_INPUT ROWS_.
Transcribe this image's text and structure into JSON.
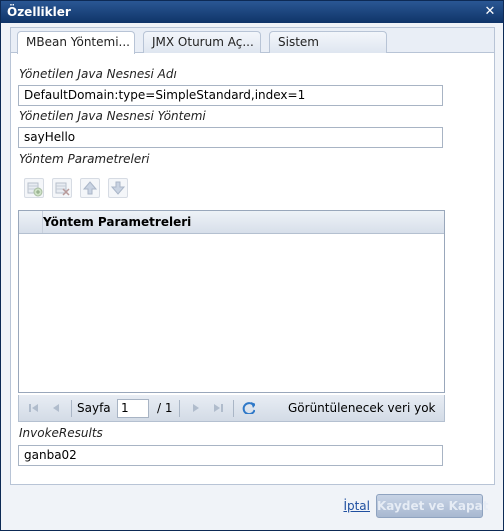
{
  "window": {
    "title": "Özellikler"
  },
  "tabs": [
    {
      "label": "MBean Yöntemi..."
    },
    {
      "label": "JMX Oturum Aç..."
    },
    {
      "label": "Sistem"
    }
  ],
  "form": {
    "object_name_label": "Yönetilen Java Nesnesi Adı",
    "object_name_value": "DefaultDomain:type=SimpleStandard,index=1",
    "method_label": "Yönetilen Java Nesnesi Yöntemi",
    "method_value": "sayHello",
    "params_label": "Yöntem Parametreleri",
    "results_label": "InvokeResults",
    "results_value": "ganba02"
  },
  "grid": {
    "column_header": "Yöntem Parametreleri"
  },
  "pager": {
    "page_label": "Sayfa",
    "page_value": "1",
    "page_total": "/ 1",
    "status": "Görüntülenecek veri yok"
  },
  "footer": {
    "cancel_label": "İptal",
    "save_label": "Kaydet ve Kapat"
  },
  "icons": {
    "close": "close-icon",
    "add_row": "add-row-icon",
    "delete_row": "delete-row-icon",
    "move_up": "arrow-up-icon",
    "move_down": "arrow-down-icon",
    "first": "first-page-icon",
    "prev": "prev-page-icon",
    "next": "next-page-icon",
    "last": "last-page-icon",
    "refresh": "refresh-icon"
  },
  "colors": {
    "titlebar": "#1a437c",
    "accent": "#1f4fa0"
  }
}
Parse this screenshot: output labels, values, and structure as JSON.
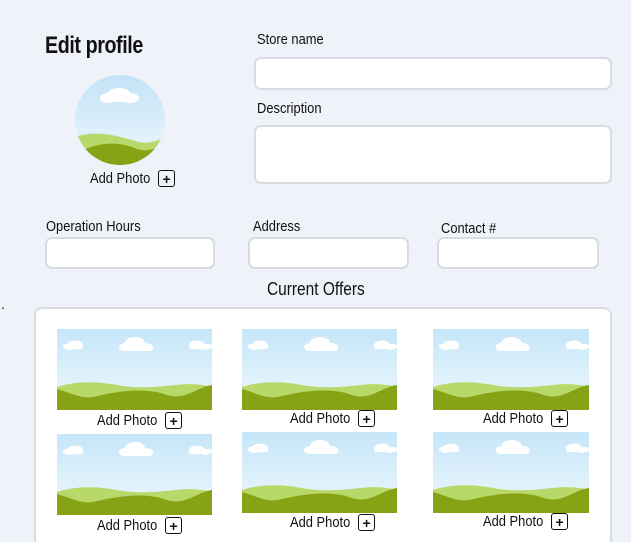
{
  "page": {
    "title": "Edit profile",
    "stray_mark": "."
  },
  "profile_photo": {
    "add_label": "Add Photo",
    "plus_glyph": "+",
    "icon": "landscape-placeholder-icon"
  },
  "fields": {
    "store_name": {
      "label": "Store name",
      "value": "",
      "placeholder": ""
    },
    "description": {
      "label": "Description",
      "value": "",
      "placeholder": ""
    },
    "operation_hours": {
      "label": "Operation Hours",
      "value": "",
      "placeholder": ""
    },
    "address": {
      "label": "Address",
      "value": "",
      "placeholder": ""
    },
    "contact": {
      "label": "Contact #",
      "value": "",
      "placeholder": ""
    }
  },
  "offers": {
    "title": "Current Offers",
    "items": [
      {
        "add_label": "Add Photo",
        "plus_glyph": "+",
        "icon": "landscape-placeholder-icon"
      },
      {
        "add_label": "Add Photo",
        "plus_glyph": "+",
        "icon": "landscape-placeholder-icon"
      },
      {
        "add_label": "Add Photo",
        "plus_glyph": "+",
        "icon": "landscape-placeholder-icon"
      },
      {
        "add_label": "Add Photo",
        "plus_glyph": "+",
        "icon": "landscape-placeholder-icon"
      },
      {
        "add_label": "Add Photo",
        "plus_glyph": "+",
        "icon": "landscape-placeholder-icon"
      },
      {
        "add_label": "Add Photo",
        "plus_glyph": "+",
        "icon": "landscape-placeholder-icon"
      }
    ]
  },
  "colors": {
    "page_bg": "#eff2f9",
    "field_border": "#d9dbe3",
    "sky_top": "#cde9f8",
    "hill_light": "#b9d86a",
    "hill_dark": "#86a316"
  }
}
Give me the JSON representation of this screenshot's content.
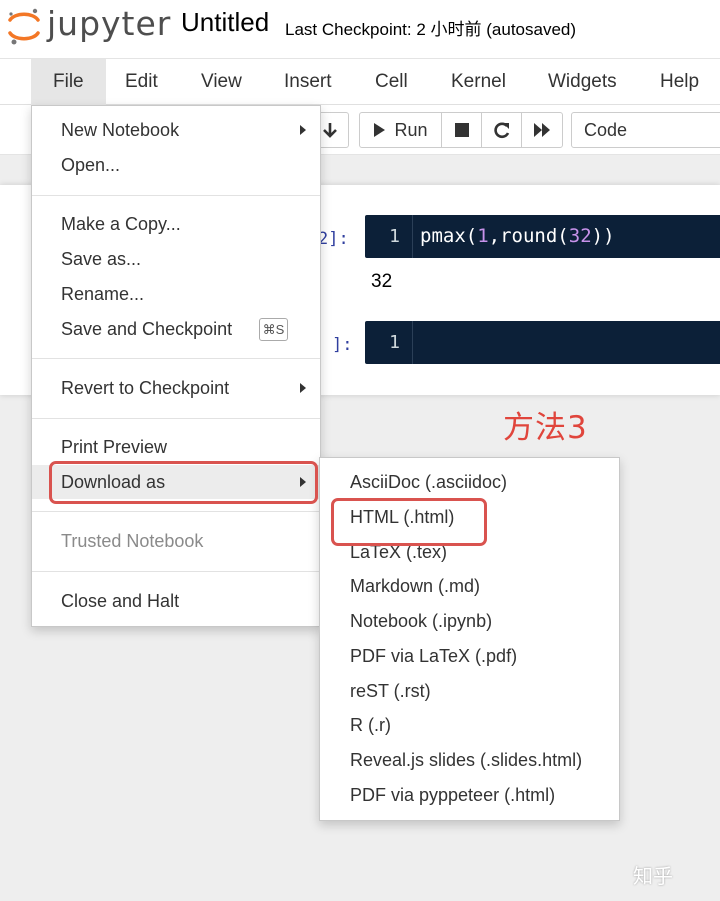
{
  "header": {
    "logo_text": "jupyter",
    "notebook_title": "Untitled",
    "checkpoint_status": "Last Checkpoint: 2 小时前   (autosaved)"
  },
  "menubar": {
    "items": [
      "File",
      "Edit",
      "View",
      "Insert",
      "Cell",
      "Kernel",
      "Widgets",
      "Help"
    ],
    "open_menu": "File"
  },
  "toolbar": {
    "run_label": "Run",
    "cell_type": "Code"
  },
  "cells": [
    {
      "prompt": "2]:",
      "line_number": "1",
      "code_fn1": "pmax",
      "code_p1": "(",
      "code_n1": "1",
      "code_mid": ",round(",
      "code_n2": "32",
      "code_end": "))",
      "output": "32"
    },
    {
      "prompt": "]:",
      "line_number": "1"
    }
  ],
  "file_menu": {
    "items": [
      {
        "label": "New Notebook",
        "submenu": true
      },
      {
        "label": "Open..."
      },
      {
        "label": "Make a Copy..."
      },
      {
        "label": "Save as..."
      },
      {
        "label": "Rename..."
      },
      {
        "label": "Save and Checkpoint",
        "shortcut": "⌘S"
      },
      {
        "label": "Revert to Checkpoint",
        "submenu": true
      },
      {
        "label": "Print Preview"
      },
      {
        "label": "Download as",
        "submenu": true,
        "highlighted": true
      },
      {
        "label": "Trusted Notebook",
        "disabled": true
      },
      {
        "label": "Close and Halt"
      }
    ]
  },
  "download_submenu": {
    "items": [
      "AsciiDoc (.asciidoc)",
      "HTML (.html)",
      "LaTeX (.tex)",
      "Markdown (.md)",
      "Notebook (.ipynb)",
      "PDF via LaTeX (.pdf)",
      "reST (.rst)",
      "R (.r)",
      "Reveal.js slides (.slides.html)",
      "PDF via pyppeteer (.html)"
    ]
  },
  "annotation": "方法3",
  "watermark": "知乎",
  "colors": {
    "highlight_box": "#d9534f",
    "annotation": "#e0453c",
    "code_background": "#0c2038",
    "logo_orange": "#f37726"
  }
}
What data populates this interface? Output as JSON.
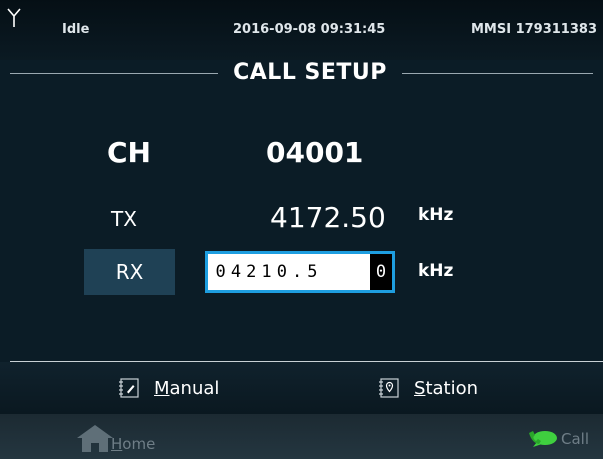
{
  "status": {
    "state": "Idle",
    "datetime": "2016-09-08 09:31:45",
    "mmsi": "MMSI 179311383",
    "antenna_icon": "antenna-icon"
  },
  "title": "CALL SETUP",
  "channel": {
    "label": "CH",
    "value": "04001"
  },
  "tx": {
    "label": "TX",
    "value": "4172.50",
    "unit": "kHz"
  },
  "rx": {
    "label": "RX",
    "chars": [
      "0",
      "4",
      "2",
      "1",
      "0",
      ".",
      "5"
    ],
    "cursor_char": "0",
    "unit": "kHz"
  },
  "options": {
    "manual": {
      "mnemonic": "M",
      "rest": "anual",
      "icon": "manual-entry-icon"
    },
    "station": {
      "mnemonic": "S",
      "rest": "tation",
      "icon": "station-list-icon"
    }
  },
  "nav": {
    "home": {
      "mnemonic": "H",
      "rest": "ome",
      "icon": "home-icon"
    },
    "call": {
      "label": "Call",
      "icon": "call-bubble-icon"
    }
  },
  "colors": {
    "background": "#0b1c26",
    "accent": "#1e9ee0",
    "rx_button": "#1f4155",
    "call_green": "#3fcf3f",
    "disabled_text": "#6f7e87"
  }
}
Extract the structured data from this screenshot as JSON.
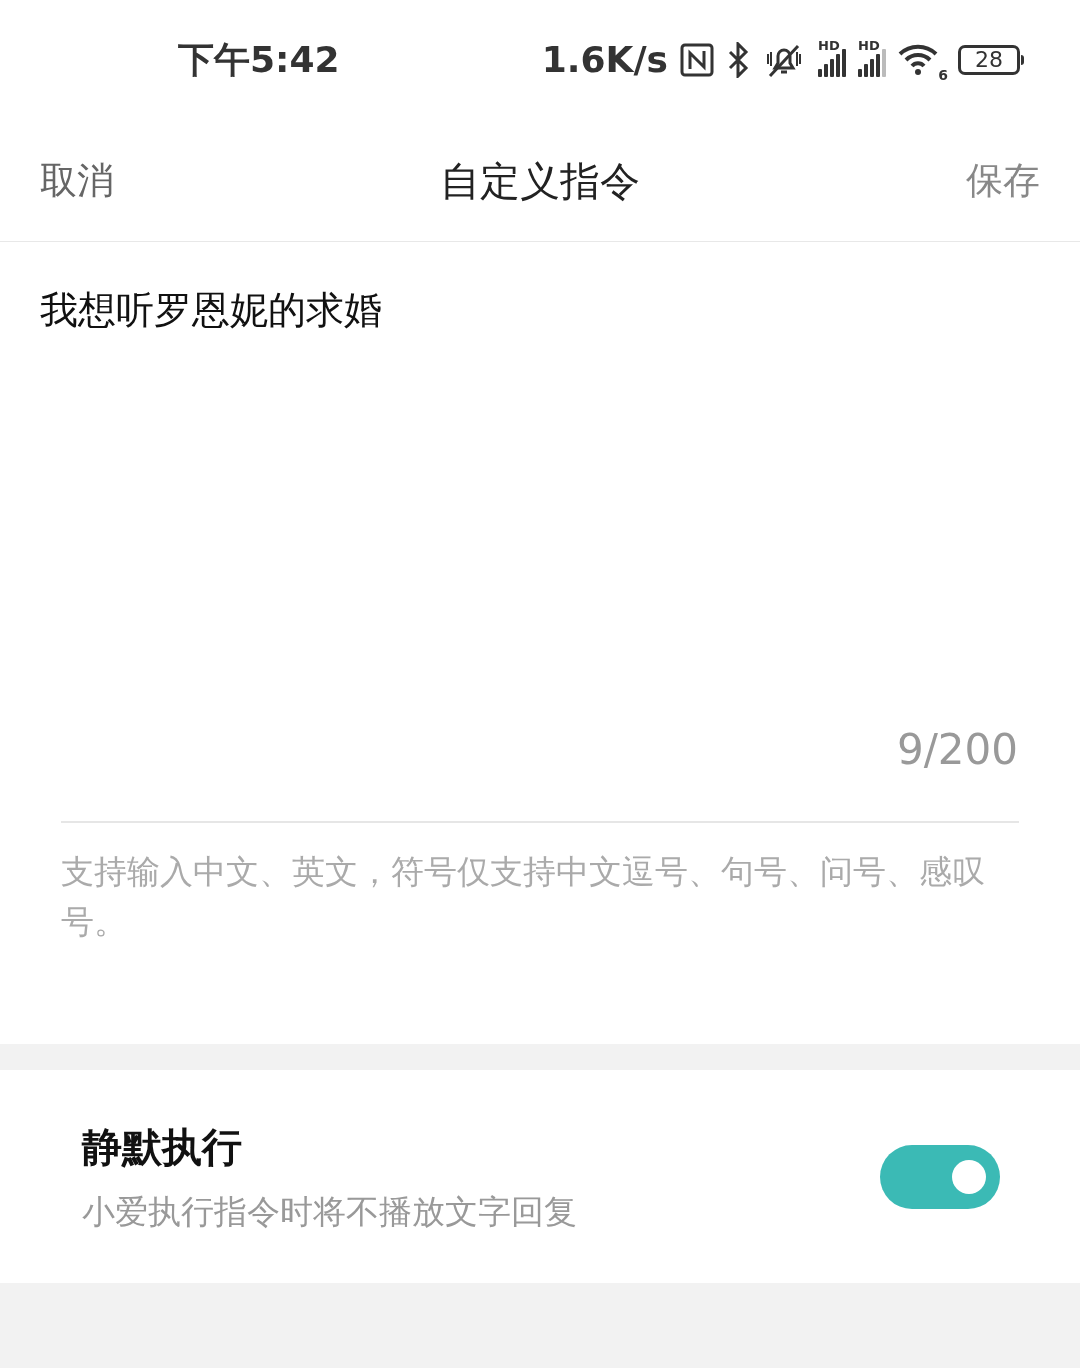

_WHAT TO DO_. Each record must be quoted in full and exactly. Do not include the pictures.

_FULL SOLUTION_.
Transcribe this image's text and structure into JSON.
{
  "window": {
    "title": "Özellikler"
  },
  "tabs": [
    {
      "label": "MBean Yöntemi..."
    },
    {
      "label": "JMX Oturum Aç..."
    },
    {
      "label": "Sistem"
    }
  ],
  "form": {
    "object_name_label": "Yönetilen Java Nesnesi Adı",
    "object_name_value": "DefaultDomain:type=SimpleStandard,index=1",
    "method_label": "Yönetilen Java Nesnesi Yöntemi",
    "method_value": "sayHello",
    "params_label": "Yöntem Parametreleri",
    "results_label": "InvokeResults",
    "results_value": "ganba02"
  },
  "grid": {
    "column_header": "Yöntem Parametreleri"
  },
  "pager": {
    "page_label": "Sayfa",
    "page_value": "1",
    "page_total": "/ 1",
    "status": "Görüntülenecek veri yok"
  },
  "footer": {
    "cancel_label": "İptal",
    "save_label": "Kaydet ve Kapat"
  },
  "icons": {
    "close": "close-icon",
    "add_row": "add-row-icon",
    "delete_row": "delete-row-icon",
    "move_up": "arrow-up-icon",
    "move_down": "arrow-down-icon",
    "first": "first-page-icon",
    "prev": "prev-page-icon",
    "next": "next-page-icon",
    "last": "last-page-icon",
    "refresh": "refresh-icon"
  },
  "colors": {
    "titlebar": "#1a437c",
    "accent": "#1f4fa0"
  }
}
Parse this screenshot: output labels, values, and structure as JSON.
{
  "page": {
    "title": "Edit profile",
    "stray_mark": "."
  },
  "profile_photo": {
    "add_label": "Add Photo",
    "plus_glyph": "+",
    "icon": "landscape-placeholder-icon"
  },
  "fields": {
    "store_name": {
      "label": "Store name",
      "value": "",
      "placeholder": ""
    },
    "description": {
      "label": "Description",
      "value": "",
      "placeholder": ""
    },
    "operation_hours": {
      "label": "Operation Hours",
      "value": "",
      "placeholder": ""
    },
    "address": {
      "label": "Address",
      "value": "",
      "placeholder": ""
    },
    "contact": {
      "label": "Contact #",
      "value": "",
      "placeholder": ""
    }
  },
  "offers": {
    "title": "Current Offers",
    "items": [
      {
        "add_label": "Add Photo",
        "plus_glyph": "+",
        "icon": "landscape-placeholder-icon"
      },
      {
        "add_label": "Add Photo",
        "plus_glyph": "+",
        "icon": "landscape-placeholder-icon"
      },
      {
        "add_label": "Add Photo",
        "plus_glyph": "+",
        "icon": "landscape-placeholder-icon"
      },
      {
        "add_label": "Add Photo",
        "plus_glyph": "+",
        "icon": "landscape-placeholder-icon"
      },
      {
        "add_label": "Add Photo",
        "plus_glyph": "+",
        "icon": "landscape-placeholder-icon"
      },
      {
        "add_label": "Add Photo",
        "plus_glyph": "+",
        "icon": "landscape-placeholder-icon"
      }
    ]
  },
  "colors": {
    "page_bg": "#eff2f9",
    "field_border": "#d9dbe3",
    "sky_top": "#cde9f8",
    "hill_light": "#b9d86a",
    "hill_dark": "#86a316"
  }
}
Give me the JSON representation of this screenshot's content.
{
  "header": {
    "logo_text": "jupyter",
    "notebook_title": "Untitled",
    "checkpoint_status": "Last Checkpoint: 2 小时前   (autosaved)"
  },
  "menubar": {
    "items": [
      "File",
      "Edit",
      "View",
      "Insert",
      "Cell",
      "Kernel",
      "Widgets",
      "Help"
    ],
    "open_menu": "File"
  },
  "toolbar": {
    "run_label": "Run",
    "cell_type": "Code"
  },
  "cells": [
    {
      "prompt": "2]:",
      "line_number": "1",
      "code_fn1": "pmax",
      "code_p1": "(",
      "code_n1": "1",
      "code_mid": ",round(",
      "code_n2": "32",
      "code_end": "))",
      "output": "32"
    },
    {
      "prompt": "]:",
      "line_number": "1"
    }
  ],
  "file_menu": {
    "items": [
      {
        "label": "New Notebook",
        "submenu": true
      },
      {
        "label": "Open..."
      },
      {
        "label": "Make a Copy..."
      },
      {
        "label": "Save as..."
      },
      {
        "label": "Rename..."
      },
      {
        "label": "Save and Checkpoint",
        "shortcut": "⌘S"
      },
      {
        "label": "Revert to Checkpoint",
        "submenu": true
      },
      {
        "label": "Print Preview"
      },
      {
        "label": "Download as",
        "submenu": true,
        "highlighted": true
      },
      {
        "label": "Trusted Notebook",
        "disabled": true
      },
      {
        "label": "Close and Halt"
      }
    ]
  },
  "download_submenu": {
    "items": [
      "AsciiDoc (.asciidoc)",
      "HTML (.html)",
      "LaTeX (.tex)",
      "Markdown (.md)",
      "Notebook (.ipynb)",
      "PDF via LaTeX (.pdf)",
      "reST (.rst)",
      "R (.r)",
      "Reveal.js slides (.slides.html)",
      "PDF via pyppeteer (.html)"
    ]
  },
  "annotation": "方法3",
  "watermark": "知乎",
  "colors": {
    "highlight_box": "#d9534f",
    "annotation": "#e0453c",
    "code_background": "#0c2038",
    "logo_orange": "#f37726"
  }
}
What data populates this interface? Output as JSON.
{
  "status": {
    "state": "Idle",
    "datetime": "2016-09-08 09:31:45",
    "mmsi": "MMSI 179311383",
    "antenna_icon": "antenna-icon"
  },
  "title": "CALL SETUP",
  "channel": {
    "label": "CH",
    "value": "04001"
  },
  "tx": {
    "label": "TX",
    "value": "4172.50",
    "unit": "kHz"
  },
  "rx": {
    "label": "RX",
    "chars": [
      "0",
      "4",
      "2",
      "1",
      "0",
      ".",
      "5"
    ],
    "cursor_char": "0",
    "unit": "kHz"
  },
  "options": {
    "manual": {
      "mnemonic": "M",
      "rest": "anual",
      "icon": "manual-entry-icon"
    },
    "station": {
      "mnemonic": "S",
      "rest": "tation",
      "icon": "station-list-icon"
    }
  },
  "nav": {
    "home": {
      "mnemonic": "H",
      "rest": "ome",
      "icon": "home-icon"
    },
    "call": {
      "label": "Call",
      "icon": "call-bubble-icon"
    }
  },
  "colors": {
    "background": "#0b1c26",
    "accent": "#1e9ee0",
    "rx_button": "#1f4155",
    "call_green": "#3fcf3f",
    "disabled_text": "#6f7e87"
  }
}
Extract the structured data from this screenshot as JSON.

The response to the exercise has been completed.